Dataset extract |
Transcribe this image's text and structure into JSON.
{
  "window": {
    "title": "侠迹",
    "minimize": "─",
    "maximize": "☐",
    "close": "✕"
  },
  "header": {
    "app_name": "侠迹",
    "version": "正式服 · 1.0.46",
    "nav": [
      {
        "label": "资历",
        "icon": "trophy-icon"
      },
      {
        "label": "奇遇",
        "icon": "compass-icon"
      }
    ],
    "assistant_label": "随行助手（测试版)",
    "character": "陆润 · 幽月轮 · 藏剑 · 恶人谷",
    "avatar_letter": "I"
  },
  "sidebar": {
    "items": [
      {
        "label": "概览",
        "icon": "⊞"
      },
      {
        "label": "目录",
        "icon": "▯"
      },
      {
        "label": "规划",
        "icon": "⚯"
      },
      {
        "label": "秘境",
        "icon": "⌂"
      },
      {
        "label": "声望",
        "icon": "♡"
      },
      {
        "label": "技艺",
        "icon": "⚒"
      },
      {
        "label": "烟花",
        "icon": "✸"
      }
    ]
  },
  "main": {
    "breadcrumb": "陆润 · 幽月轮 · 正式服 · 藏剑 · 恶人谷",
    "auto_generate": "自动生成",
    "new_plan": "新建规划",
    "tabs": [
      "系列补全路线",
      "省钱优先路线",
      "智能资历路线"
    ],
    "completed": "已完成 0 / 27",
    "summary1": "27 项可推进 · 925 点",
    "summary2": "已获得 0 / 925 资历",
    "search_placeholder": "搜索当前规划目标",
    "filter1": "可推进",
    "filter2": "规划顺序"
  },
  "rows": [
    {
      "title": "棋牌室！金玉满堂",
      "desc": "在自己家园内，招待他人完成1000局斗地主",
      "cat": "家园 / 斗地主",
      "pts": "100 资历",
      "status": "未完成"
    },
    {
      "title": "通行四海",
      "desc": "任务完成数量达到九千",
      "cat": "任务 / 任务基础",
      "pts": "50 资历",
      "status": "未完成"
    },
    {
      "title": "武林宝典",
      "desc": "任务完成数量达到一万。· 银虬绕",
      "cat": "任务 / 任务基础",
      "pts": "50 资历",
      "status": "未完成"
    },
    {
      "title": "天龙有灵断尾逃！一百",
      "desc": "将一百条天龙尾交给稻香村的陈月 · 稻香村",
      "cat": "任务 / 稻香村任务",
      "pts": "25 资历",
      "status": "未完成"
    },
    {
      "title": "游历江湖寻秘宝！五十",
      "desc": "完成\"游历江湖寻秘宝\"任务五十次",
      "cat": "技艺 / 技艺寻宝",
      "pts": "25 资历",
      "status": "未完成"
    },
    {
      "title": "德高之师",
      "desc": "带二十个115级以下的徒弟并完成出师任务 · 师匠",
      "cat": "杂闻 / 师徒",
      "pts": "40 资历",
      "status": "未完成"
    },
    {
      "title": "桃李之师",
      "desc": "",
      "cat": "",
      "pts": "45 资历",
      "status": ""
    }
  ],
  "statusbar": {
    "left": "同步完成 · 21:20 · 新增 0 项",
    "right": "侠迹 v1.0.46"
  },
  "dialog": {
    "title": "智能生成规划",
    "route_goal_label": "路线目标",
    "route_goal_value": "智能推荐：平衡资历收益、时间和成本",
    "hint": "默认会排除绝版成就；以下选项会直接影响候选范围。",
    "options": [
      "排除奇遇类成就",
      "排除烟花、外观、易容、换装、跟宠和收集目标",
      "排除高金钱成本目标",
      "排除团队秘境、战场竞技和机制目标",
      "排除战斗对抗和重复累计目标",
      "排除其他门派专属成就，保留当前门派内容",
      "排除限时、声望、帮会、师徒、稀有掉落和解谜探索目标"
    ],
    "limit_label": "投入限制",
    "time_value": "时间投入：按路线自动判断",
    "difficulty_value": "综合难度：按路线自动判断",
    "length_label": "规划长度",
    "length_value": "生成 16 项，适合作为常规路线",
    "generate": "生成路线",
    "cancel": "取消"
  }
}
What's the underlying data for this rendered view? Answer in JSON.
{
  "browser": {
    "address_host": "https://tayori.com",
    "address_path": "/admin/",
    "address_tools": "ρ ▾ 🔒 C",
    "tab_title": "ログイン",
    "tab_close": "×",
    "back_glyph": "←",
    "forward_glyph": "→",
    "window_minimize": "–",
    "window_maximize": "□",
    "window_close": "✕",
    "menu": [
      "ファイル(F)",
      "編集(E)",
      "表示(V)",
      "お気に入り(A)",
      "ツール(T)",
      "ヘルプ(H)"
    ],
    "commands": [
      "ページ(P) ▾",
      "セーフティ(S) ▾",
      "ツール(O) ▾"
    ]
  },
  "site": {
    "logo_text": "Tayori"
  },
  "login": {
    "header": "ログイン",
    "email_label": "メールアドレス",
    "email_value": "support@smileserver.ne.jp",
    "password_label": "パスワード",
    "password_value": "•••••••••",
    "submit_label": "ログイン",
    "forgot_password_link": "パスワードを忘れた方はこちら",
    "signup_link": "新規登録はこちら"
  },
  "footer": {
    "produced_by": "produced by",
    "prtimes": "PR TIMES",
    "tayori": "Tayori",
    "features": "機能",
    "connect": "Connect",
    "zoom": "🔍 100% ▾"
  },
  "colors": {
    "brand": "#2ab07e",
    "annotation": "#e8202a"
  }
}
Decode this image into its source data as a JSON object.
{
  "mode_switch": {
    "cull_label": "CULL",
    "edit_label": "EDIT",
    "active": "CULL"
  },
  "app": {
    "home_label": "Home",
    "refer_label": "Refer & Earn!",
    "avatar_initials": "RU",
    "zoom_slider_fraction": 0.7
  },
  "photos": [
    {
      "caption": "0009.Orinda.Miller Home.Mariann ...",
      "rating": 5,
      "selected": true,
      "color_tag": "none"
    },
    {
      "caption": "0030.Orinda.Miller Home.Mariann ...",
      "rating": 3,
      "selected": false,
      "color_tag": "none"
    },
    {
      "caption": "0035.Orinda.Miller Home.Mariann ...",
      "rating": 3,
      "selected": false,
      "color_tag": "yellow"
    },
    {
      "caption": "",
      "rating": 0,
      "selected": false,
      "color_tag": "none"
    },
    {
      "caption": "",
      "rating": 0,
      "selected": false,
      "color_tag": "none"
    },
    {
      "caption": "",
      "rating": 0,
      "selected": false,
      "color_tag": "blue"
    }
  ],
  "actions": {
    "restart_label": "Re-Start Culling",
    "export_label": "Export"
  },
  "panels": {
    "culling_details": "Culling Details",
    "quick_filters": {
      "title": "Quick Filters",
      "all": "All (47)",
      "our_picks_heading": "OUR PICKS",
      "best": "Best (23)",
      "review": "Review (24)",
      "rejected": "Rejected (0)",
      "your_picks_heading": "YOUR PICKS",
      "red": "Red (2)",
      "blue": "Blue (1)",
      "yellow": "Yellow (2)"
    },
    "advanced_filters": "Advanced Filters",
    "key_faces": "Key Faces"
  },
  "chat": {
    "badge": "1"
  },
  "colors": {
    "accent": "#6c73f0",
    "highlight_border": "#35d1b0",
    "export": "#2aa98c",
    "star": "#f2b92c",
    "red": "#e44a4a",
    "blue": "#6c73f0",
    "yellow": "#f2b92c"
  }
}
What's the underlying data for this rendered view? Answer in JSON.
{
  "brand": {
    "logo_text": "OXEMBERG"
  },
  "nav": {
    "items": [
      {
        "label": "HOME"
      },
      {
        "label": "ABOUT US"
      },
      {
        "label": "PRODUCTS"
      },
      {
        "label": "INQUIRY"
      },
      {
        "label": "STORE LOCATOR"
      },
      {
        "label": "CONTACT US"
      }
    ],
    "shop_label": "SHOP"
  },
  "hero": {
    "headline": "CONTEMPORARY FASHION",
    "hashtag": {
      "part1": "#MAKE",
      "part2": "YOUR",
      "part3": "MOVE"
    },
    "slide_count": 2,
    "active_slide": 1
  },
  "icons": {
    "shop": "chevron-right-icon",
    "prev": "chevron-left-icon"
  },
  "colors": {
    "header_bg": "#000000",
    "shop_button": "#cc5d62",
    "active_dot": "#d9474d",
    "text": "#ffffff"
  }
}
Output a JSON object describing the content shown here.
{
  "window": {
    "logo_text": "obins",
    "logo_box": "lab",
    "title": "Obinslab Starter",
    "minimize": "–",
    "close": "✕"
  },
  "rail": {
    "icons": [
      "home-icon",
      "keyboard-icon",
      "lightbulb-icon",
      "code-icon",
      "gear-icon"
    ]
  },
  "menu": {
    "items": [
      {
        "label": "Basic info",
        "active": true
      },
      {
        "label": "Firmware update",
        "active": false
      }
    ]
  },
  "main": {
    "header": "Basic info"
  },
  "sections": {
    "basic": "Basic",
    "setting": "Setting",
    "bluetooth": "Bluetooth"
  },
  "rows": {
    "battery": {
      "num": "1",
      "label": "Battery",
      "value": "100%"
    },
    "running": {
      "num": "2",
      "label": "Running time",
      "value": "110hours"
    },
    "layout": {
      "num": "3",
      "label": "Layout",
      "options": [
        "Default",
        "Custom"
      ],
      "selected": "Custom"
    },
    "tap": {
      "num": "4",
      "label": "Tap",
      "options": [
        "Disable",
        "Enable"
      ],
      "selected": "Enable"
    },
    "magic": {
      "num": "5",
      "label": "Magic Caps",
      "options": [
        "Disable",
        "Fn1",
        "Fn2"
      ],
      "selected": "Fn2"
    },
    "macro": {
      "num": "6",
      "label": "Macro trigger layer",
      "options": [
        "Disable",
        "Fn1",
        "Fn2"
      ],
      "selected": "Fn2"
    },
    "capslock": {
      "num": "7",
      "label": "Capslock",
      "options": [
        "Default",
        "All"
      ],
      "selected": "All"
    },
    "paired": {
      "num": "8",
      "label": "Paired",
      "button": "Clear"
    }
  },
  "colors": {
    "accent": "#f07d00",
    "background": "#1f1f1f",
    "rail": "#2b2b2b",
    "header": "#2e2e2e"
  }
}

Task statement | Give back the lines of the listing from the one with "Output a JSON" through the end, both included, exactly as written and with nothing added.

Response to this task |
Output a JSON object describing the content shown here.
{
  "window": {
    "logo_text": "obins",
    "logo_box": "lab",
    "title": "Obinslab Starter",
    "minimize": "–",
    "close": "✕"
  },
  "rail": {
    "icons": [
      "home-icon",
      "keyboard-icon",
      "lightbulb-icon",
      "code-icon",
      "gear-icon"
    ]
  },
  "menu": {
    "items": [
      {
        "label": "Basic info",
        "active": true
      },
      {
        "label": "Firmware update",
        "active": false
      }
    ]
  },
  "main": {
    "header": "Basic info"
  },
  "sections": {
    "basic": "Basic",
    "setting": "Setting",
    "bluetooth": "Bluetooth"
  },
  "rows": {
    "battery": {
      "num": "1",
      "label": "Battery",
      "value": "100%"
    },
    "running": {
      "num": "2",
      "label": "Running time",
      "value": "110hours"
    },
    "layout": {
      "num": "3",
      "label": "Layout",
      "options": [
        "Default",
        "Custom"
      ],
      "selected": "Custom"
    },
    "tap": {
      "num": "4",
      "label": "Tap",
      "options": [
        "Disable",
        "Enable"
      ],
      "selected": "Enable"
    },
    "magic": {
      "num": "5",
      "label": "Magic Caps",
      "options": [
        "Disable",
        "Fn1",
        "Fn2"
      ],
      "selected": "Fn2"
    },
    "macro": {
      "num": "6",
      "label": "Macro trigger layer",
      "options": [
        "Disable",
        "Fn1",
        "Fn2"
      ],
      "selected": "Fn2"
    },
    "capslock": {
      "num": "7",
      "label": "Capslock",
      "options": [
        "Default",
        "All"
      ],
      "selected": "All"
    },
    "paired": {
      "num": "8",
      "label": "Paired",
      "button": "Clear"
    }
  },
  "colors": {
    "accent": "#f07d00",
    "background": "#1f1f1f",
    "rail": "#2b2b2b",
    "header": "#2e2e2e"
  }
}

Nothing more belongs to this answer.